# Exercise description:
Only the number is wanted: how many lines contain the word "section"?

# Input rows:
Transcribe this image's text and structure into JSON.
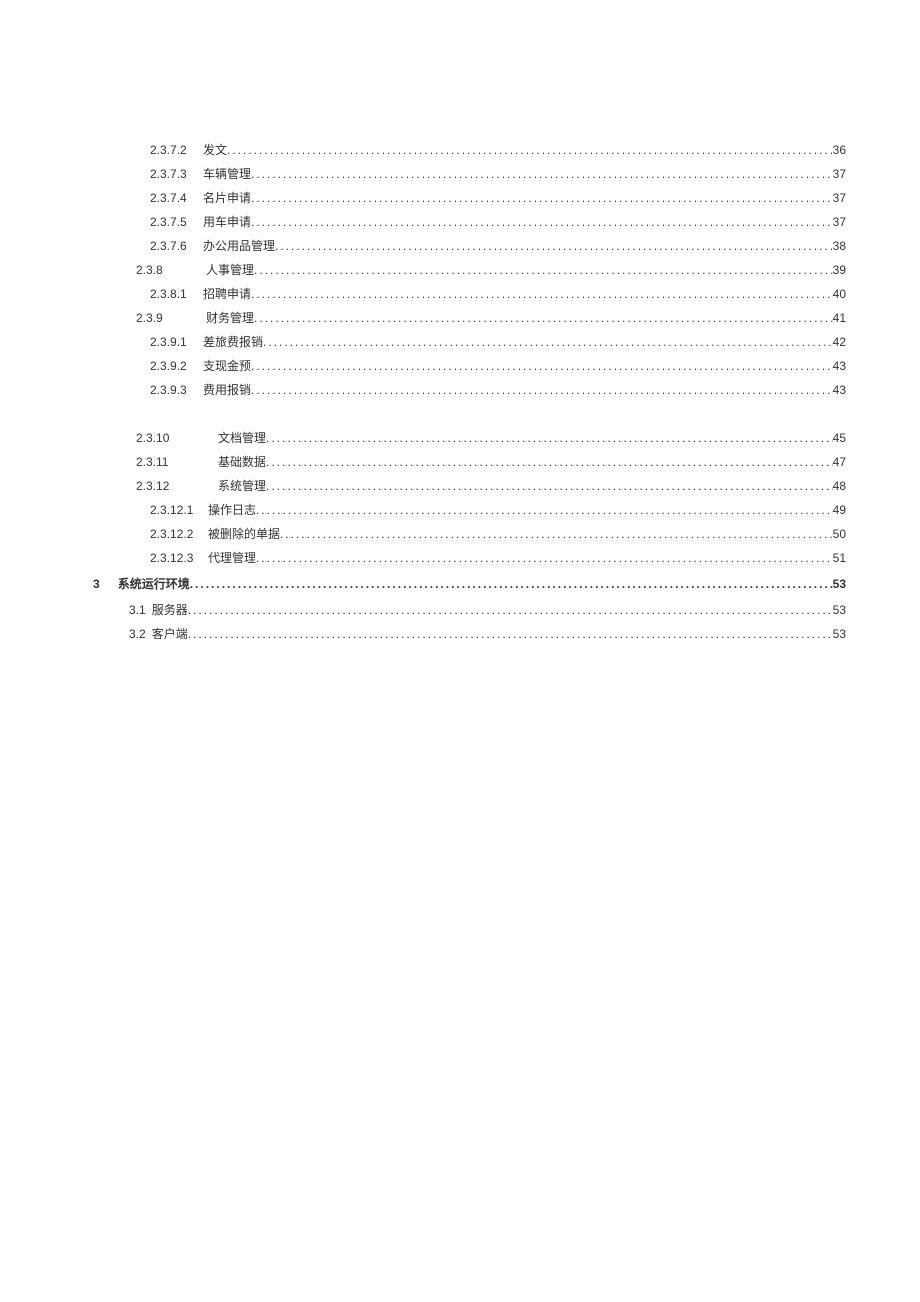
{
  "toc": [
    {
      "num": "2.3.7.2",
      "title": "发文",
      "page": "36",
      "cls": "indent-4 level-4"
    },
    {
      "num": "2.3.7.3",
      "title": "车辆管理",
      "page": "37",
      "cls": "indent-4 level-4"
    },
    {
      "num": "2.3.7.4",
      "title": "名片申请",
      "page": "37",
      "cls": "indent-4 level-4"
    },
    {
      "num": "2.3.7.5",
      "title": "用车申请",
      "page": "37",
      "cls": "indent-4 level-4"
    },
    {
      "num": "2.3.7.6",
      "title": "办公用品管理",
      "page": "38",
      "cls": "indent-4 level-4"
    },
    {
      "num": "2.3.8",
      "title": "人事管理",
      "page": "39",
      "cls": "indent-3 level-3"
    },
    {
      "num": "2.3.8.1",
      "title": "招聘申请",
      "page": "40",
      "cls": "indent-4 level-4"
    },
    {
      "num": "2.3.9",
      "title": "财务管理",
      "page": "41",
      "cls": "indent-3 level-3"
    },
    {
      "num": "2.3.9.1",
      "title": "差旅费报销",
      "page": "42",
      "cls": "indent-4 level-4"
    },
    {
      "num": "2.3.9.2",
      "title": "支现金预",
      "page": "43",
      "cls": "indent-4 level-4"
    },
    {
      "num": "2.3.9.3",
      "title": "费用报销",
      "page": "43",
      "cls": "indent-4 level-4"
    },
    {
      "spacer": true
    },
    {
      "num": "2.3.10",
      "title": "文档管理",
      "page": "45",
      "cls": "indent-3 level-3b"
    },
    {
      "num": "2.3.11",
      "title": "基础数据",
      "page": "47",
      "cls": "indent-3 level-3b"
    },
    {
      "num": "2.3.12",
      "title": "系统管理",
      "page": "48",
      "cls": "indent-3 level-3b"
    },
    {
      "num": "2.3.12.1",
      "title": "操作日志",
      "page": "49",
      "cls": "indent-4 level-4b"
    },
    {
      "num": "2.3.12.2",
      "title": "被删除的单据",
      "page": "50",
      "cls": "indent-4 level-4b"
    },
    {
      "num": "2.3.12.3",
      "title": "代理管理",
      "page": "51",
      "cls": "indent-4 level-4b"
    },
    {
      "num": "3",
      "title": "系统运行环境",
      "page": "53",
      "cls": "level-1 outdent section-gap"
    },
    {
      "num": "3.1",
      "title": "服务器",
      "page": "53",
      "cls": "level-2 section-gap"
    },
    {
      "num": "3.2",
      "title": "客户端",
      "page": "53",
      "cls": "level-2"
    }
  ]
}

# Full solution:
2